Dataset entries:
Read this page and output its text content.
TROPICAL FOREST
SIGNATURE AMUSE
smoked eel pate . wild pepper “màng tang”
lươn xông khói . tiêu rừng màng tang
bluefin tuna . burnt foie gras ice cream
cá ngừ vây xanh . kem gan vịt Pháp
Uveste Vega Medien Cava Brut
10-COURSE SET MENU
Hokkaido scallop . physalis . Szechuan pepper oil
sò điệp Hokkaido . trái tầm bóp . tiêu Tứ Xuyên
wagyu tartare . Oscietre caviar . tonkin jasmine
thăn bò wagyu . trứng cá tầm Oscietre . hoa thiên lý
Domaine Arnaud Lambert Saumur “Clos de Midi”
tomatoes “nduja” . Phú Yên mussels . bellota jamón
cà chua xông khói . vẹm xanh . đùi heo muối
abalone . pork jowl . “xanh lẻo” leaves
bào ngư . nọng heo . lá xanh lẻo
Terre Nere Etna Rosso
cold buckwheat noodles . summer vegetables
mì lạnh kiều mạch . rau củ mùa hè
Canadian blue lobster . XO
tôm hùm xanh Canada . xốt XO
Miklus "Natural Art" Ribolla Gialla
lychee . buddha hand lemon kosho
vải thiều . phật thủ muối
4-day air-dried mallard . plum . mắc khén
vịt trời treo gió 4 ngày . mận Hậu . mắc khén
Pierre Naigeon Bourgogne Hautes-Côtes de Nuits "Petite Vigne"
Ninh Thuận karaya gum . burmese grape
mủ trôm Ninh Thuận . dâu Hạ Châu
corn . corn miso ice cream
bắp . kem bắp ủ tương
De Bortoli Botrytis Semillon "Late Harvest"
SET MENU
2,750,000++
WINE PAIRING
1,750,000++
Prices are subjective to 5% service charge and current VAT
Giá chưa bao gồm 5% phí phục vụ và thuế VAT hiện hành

[Written exercise] Go back to the listing above and please repeat it exactly.

[Answer below]
Read this page and output its text content.
TROPICAL FOREST
SIGNATURE AMUSE
smoked eel pate . wild pepper “màng tang”
lươn xông khói . tiêu rừng màng tang
bluefin tuna . burnt foie gras ice cream
cá ngừ vây xanh . kem gan vịt Pháp
Uveste Vega Medien Cava Brut
10-COURSE SET MENU
Hokkaido scallop . physalis . Szechuan pepper oil
sò điệp Hokkaido . trái tầm bóp . tiêu Tứ Xuyên
wagyu tartare . Oscietre caviar . tonkin jasmine
thăn bò wagyu . trứng cá tầm Oscietre . hoa thiên lý
Domaine Arnaud Lambert Saumur “Clos de Midi”
tomatoes “nduja” . Phú Yên mussels . bellota jamón
cà chua xông khói . vẹm xanh . đùi heo muối
abalone . pork jowl . “xanh lẻo” leaves
bào ngư . nọng heo . lá xanh lẻo
Terre Nere Etna Rosso
cold buckwheat noodles . summer vegetables
mì lạnh kiều mạch . rau củ mùa hè
Canadian blue lobster . XO
tôm hùm xanh Canada . xốt XO
Miklus "Natural Art" Ribolla Gialla
lychee . buddha hand lemon kosho
vải thiều . phật thủ muối
4-day air-dried mallard . plum . mắc khén
vịt trời treo gió 4 ngày . mận Hậu . mắc khén
Pierre Naigeon Bourgogne Hautes-Côtes de Nuits "Petite Vigne"
Ninh Thuận karaya gum . burmese grape
mủ trôm Ninh Thuận . dâu Hạ Châu
corn . corn miso ice cream
bắp . kem bắp ủ tương
De Bortoli Botrytis Semillon "Late Harvest"
SET MENU
2,750,000++
WINE PAIRING
1,750,000++
Prices are subjective to 5% service charge and current VAT
Giá chưa bao gồm 5% phí phục vụ và thuế VAT hiện hành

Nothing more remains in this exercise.